Data records
□ □ □ □ □

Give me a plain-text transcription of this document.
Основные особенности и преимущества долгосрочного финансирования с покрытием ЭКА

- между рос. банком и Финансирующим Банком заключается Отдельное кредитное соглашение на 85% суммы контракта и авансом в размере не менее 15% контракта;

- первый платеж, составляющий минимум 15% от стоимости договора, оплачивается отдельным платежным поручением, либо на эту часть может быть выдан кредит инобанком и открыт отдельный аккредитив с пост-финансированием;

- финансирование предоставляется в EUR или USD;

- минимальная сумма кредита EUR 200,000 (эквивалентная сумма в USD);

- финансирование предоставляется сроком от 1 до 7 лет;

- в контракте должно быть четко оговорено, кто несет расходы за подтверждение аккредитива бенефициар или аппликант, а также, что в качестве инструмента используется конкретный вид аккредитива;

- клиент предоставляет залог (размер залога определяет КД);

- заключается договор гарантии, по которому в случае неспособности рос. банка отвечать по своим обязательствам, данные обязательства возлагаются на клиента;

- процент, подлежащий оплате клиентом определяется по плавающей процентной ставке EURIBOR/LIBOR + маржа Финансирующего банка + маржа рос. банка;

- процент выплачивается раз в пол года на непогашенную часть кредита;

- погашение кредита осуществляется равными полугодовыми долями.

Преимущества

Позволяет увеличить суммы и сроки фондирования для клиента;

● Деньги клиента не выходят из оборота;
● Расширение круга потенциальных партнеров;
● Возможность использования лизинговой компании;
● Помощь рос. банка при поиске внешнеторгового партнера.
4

□ □ □ □ □

_WHAT THIS TASK INVOLVES_. Search the listing for the word "предоставляется". Copy every line in which it occurs.

_REPLY_.
- финансирование предоставляется в EUR или USD;
- финансирование предоставляется сроком от 1 до 7 лет;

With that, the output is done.